**What is required**
Filter the records below for the word "Kollbrunner". Copy each line that holds it.

###

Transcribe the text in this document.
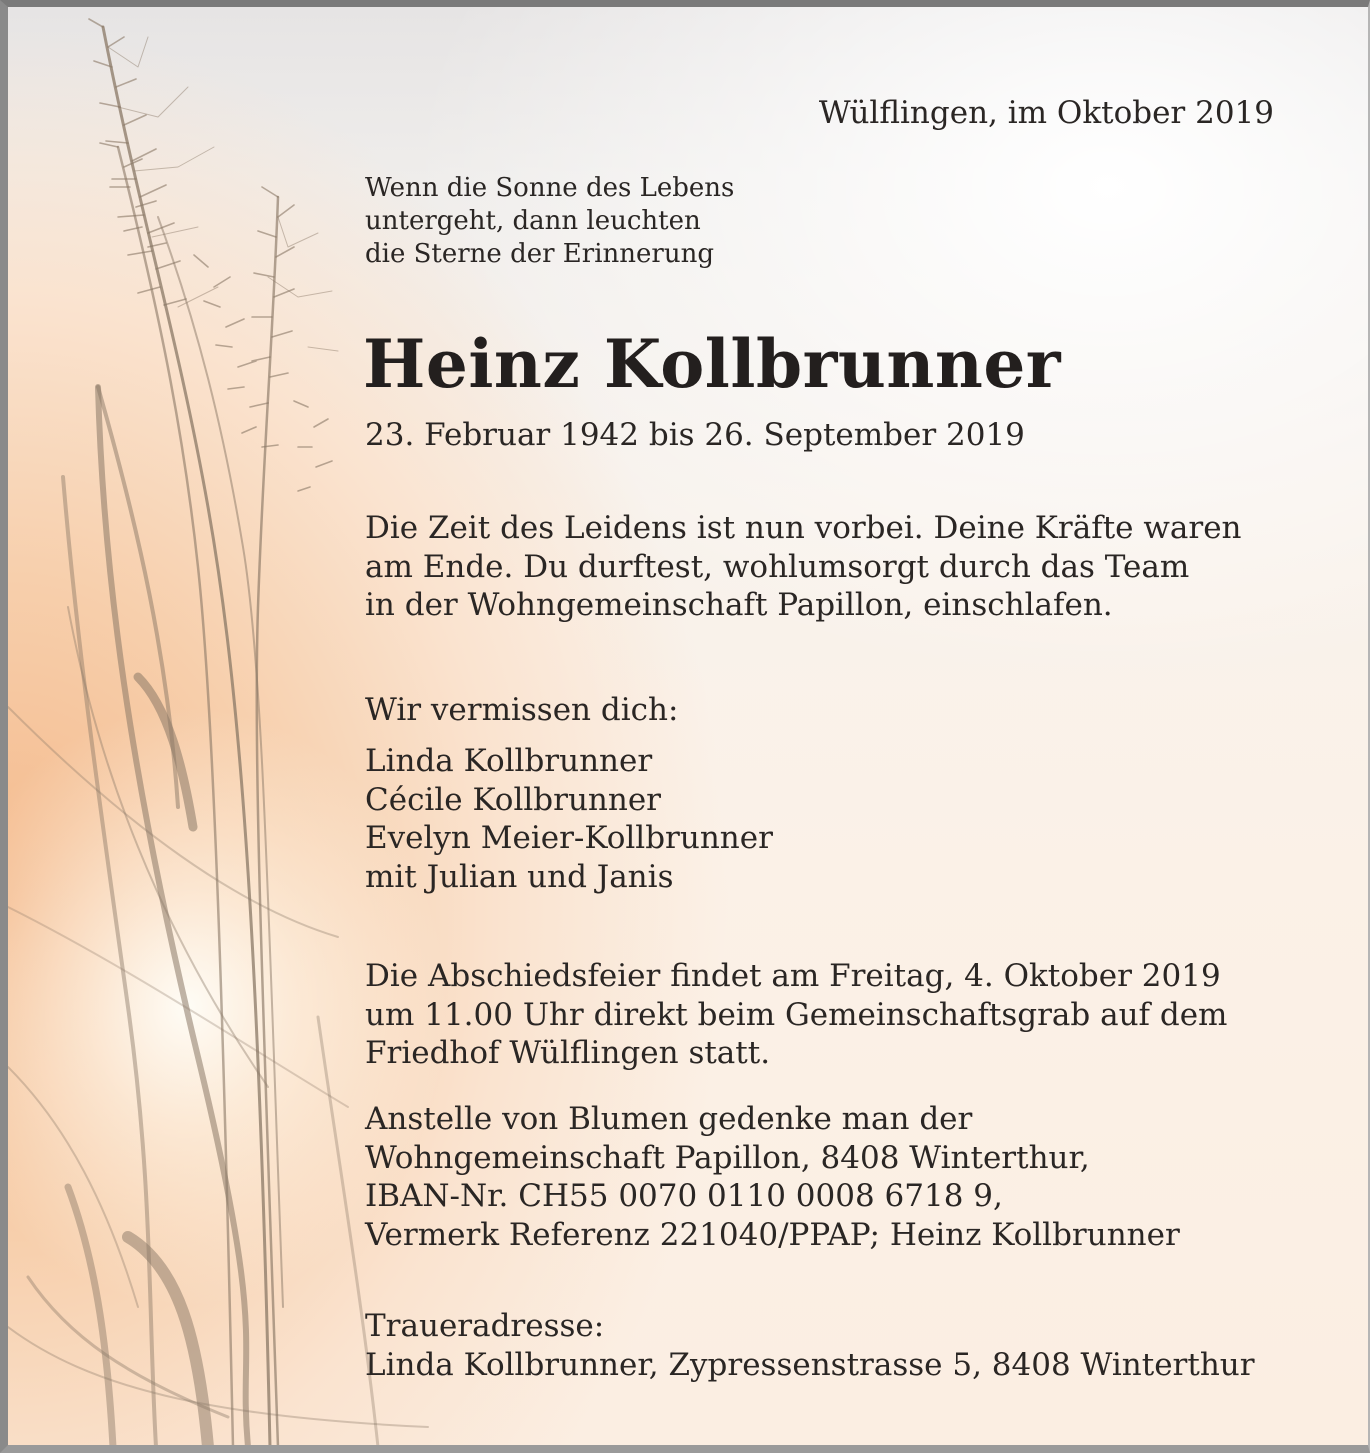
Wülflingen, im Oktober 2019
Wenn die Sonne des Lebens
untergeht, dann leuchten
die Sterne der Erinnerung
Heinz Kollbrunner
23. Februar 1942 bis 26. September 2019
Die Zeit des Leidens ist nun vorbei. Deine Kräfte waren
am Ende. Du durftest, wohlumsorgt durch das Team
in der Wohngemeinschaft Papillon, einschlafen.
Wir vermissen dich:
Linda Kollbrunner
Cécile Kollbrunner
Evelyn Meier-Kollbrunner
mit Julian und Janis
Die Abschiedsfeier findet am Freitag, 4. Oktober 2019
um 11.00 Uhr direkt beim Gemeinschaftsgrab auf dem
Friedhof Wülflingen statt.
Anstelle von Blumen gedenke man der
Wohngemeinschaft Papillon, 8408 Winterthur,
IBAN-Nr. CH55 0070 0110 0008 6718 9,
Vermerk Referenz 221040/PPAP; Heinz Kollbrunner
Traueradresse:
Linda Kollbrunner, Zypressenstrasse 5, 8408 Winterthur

###

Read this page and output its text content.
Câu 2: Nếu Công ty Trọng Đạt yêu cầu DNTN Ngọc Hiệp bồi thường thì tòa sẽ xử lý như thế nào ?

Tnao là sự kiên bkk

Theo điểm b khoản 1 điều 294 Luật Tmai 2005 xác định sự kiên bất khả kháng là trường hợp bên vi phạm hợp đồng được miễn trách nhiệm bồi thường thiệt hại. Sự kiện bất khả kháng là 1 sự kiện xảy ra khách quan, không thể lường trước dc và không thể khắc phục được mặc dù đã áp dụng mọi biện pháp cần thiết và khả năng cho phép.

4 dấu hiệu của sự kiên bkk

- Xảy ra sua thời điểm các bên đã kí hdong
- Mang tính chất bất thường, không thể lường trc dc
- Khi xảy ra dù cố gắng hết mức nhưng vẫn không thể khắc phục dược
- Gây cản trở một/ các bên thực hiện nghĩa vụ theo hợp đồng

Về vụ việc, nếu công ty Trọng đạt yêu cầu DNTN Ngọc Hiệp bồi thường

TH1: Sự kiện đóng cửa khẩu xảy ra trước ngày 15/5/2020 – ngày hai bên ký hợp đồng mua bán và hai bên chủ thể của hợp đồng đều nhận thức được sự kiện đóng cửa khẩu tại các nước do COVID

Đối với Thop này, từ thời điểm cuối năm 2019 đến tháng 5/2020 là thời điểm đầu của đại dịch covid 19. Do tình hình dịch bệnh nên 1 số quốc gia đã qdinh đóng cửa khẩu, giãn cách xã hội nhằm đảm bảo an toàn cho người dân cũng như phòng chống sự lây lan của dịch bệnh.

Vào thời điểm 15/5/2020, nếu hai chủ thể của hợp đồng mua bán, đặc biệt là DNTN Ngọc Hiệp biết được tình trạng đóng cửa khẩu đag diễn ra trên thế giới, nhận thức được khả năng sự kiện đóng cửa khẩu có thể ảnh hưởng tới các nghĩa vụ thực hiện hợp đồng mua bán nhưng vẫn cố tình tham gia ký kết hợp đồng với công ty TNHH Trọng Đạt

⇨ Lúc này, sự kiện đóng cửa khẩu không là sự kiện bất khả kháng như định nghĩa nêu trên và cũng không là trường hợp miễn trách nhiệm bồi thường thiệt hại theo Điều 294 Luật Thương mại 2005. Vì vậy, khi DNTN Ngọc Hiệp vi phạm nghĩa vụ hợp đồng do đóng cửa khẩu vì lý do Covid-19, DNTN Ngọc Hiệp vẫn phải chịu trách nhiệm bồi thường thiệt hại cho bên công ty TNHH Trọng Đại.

###

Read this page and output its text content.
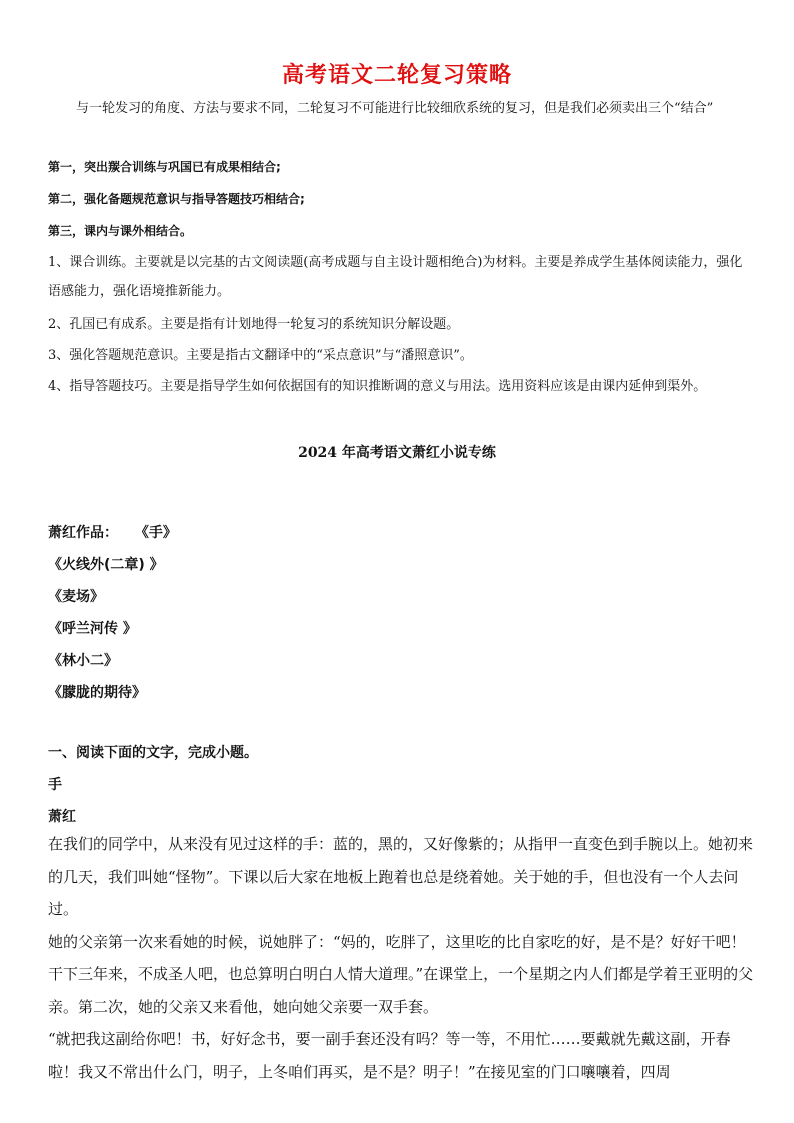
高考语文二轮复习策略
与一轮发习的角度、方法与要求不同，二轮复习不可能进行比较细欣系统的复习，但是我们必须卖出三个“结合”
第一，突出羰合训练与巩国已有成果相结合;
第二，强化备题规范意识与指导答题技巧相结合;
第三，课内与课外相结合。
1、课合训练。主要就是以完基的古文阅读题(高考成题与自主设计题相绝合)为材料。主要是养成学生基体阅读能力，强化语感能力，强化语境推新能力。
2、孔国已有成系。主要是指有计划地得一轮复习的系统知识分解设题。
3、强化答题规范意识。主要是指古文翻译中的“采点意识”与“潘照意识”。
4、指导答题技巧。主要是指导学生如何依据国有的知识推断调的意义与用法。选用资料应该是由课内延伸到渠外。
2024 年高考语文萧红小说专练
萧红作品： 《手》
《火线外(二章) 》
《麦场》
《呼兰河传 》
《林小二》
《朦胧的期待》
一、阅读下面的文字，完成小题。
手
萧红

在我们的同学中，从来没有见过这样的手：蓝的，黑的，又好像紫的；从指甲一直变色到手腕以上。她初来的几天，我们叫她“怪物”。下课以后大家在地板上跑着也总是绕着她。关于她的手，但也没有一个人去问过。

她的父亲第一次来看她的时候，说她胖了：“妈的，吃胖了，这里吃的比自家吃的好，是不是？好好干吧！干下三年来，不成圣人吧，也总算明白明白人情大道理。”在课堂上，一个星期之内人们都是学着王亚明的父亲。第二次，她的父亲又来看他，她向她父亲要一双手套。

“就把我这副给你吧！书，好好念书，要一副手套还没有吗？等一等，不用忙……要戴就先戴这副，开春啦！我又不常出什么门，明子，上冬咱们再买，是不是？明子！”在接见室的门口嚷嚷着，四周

###

**Response**
Heinz Kollbrunner
Linda Kollbrunner
Cécile Kollbrunner
Evelyn Meier-Kollbrunner
Vermerk Referenz 221040/PPAP; Heinz Kollbrunner
Linda Kollbrunner, Zypressenstrasse 5, 8408 Winterthur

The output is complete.